*** Opening of DATA EXTRACT ***
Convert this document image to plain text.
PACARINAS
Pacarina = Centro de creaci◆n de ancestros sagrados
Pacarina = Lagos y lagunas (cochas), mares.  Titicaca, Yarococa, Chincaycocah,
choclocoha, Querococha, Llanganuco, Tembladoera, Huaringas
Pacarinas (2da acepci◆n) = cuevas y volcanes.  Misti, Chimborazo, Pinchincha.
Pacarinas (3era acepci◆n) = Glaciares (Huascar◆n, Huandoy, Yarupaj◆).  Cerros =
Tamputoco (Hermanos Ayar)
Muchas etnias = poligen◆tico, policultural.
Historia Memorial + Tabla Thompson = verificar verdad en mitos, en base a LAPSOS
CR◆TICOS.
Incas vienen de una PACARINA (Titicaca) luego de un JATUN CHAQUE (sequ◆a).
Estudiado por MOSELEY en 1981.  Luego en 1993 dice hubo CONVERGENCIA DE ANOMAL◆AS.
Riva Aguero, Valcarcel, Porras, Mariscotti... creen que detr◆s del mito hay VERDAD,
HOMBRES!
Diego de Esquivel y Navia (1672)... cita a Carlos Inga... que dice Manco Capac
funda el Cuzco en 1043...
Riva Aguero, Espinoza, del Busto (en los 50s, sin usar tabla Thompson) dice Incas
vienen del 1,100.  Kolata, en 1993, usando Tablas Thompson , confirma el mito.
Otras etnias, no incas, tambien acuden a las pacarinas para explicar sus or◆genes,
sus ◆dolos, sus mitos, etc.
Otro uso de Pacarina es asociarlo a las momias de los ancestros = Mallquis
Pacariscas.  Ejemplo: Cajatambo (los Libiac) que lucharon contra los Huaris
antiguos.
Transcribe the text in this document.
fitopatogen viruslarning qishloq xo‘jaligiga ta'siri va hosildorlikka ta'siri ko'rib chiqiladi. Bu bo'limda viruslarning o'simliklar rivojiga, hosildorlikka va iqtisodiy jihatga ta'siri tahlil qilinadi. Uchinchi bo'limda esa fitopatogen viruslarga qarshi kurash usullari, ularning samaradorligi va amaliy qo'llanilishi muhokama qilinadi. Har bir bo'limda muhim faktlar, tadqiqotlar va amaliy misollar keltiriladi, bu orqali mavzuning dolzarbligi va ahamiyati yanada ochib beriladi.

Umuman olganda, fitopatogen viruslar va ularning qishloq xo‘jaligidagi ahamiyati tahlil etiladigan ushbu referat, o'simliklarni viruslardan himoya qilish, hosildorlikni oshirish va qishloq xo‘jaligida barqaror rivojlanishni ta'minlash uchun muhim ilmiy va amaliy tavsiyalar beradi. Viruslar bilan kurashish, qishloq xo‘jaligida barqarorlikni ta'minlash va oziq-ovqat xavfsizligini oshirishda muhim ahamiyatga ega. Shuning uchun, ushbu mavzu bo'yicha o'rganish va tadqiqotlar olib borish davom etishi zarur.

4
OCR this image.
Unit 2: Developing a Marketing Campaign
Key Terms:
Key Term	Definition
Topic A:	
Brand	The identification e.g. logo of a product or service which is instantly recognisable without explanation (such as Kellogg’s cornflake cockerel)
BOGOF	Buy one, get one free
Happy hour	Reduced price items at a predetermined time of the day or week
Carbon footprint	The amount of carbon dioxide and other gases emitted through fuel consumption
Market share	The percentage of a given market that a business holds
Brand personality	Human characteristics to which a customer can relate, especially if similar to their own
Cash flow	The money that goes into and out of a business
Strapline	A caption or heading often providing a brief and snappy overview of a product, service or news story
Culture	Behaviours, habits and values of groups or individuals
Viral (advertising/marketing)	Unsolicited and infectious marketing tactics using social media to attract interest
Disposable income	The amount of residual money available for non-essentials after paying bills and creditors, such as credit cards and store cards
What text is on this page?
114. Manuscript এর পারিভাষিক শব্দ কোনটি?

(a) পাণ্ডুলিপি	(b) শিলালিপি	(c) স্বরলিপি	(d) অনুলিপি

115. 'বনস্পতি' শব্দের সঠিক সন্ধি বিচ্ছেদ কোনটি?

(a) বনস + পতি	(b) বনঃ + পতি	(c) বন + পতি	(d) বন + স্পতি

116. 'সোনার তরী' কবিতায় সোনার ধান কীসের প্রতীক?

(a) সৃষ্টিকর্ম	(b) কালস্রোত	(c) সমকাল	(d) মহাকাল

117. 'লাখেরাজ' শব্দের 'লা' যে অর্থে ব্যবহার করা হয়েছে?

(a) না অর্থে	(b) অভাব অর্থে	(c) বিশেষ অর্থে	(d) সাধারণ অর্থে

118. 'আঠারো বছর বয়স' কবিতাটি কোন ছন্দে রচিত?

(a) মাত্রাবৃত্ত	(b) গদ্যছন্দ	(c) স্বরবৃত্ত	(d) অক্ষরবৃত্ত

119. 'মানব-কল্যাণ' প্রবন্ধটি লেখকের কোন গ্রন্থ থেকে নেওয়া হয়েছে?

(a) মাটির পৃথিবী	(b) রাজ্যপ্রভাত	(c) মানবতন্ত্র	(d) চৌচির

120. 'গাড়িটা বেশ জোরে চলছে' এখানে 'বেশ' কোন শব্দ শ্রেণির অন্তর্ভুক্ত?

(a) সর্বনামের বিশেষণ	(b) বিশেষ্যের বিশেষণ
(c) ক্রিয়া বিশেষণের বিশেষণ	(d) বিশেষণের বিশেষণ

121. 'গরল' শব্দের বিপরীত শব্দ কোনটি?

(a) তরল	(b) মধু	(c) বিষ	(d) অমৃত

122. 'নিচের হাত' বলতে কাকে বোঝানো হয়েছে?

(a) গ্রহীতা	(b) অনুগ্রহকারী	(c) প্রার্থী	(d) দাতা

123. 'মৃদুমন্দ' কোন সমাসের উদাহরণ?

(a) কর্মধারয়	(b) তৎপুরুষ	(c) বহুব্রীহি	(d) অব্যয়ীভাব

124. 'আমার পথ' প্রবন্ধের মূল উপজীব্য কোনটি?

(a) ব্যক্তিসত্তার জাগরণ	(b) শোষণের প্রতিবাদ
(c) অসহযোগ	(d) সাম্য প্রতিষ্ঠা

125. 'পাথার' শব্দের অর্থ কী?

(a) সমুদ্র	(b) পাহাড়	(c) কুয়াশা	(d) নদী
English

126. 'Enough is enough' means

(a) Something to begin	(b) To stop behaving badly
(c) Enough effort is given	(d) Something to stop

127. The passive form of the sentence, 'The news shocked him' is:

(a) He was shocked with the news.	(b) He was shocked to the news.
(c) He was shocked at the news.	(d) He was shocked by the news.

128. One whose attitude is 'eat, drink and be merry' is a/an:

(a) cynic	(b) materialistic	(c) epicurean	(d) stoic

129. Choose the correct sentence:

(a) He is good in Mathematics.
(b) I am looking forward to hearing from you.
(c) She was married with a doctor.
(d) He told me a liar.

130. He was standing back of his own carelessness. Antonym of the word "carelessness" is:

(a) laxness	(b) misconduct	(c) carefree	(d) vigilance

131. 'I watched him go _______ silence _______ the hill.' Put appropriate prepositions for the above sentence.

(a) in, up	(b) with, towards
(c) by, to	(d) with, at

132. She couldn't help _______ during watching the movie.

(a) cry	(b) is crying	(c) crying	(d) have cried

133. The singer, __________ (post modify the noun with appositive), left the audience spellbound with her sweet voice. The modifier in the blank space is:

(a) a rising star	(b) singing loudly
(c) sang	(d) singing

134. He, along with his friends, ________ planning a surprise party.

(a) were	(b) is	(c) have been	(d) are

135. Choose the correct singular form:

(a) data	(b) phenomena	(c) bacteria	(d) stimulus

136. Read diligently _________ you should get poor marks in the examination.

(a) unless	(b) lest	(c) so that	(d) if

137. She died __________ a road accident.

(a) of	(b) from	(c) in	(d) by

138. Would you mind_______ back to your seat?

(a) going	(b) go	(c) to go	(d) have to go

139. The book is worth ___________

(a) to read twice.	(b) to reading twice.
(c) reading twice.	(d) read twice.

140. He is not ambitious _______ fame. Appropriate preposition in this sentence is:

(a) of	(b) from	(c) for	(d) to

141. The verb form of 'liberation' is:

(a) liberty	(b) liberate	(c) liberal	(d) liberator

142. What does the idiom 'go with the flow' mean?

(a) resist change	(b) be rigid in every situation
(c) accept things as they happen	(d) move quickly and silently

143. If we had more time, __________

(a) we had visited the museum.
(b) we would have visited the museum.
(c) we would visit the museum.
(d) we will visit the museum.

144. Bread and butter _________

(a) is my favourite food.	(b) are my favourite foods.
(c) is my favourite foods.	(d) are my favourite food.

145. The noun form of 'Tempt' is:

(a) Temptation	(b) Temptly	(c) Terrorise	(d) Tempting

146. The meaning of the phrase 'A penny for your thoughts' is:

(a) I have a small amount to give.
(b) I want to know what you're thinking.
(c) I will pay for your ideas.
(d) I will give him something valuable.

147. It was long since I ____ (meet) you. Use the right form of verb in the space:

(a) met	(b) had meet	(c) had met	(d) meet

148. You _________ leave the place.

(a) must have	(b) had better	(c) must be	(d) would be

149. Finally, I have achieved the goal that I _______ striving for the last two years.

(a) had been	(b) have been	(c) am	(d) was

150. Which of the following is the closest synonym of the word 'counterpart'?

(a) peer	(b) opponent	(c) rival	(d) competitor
*** Close of DATA EXTRACT ***
Identify each line in the entries with the word "favourite" and copy it.

(a) is my favourite food.	(b) are my favourite foods.
(c) is my favourite foods.	(d) are my favourite food.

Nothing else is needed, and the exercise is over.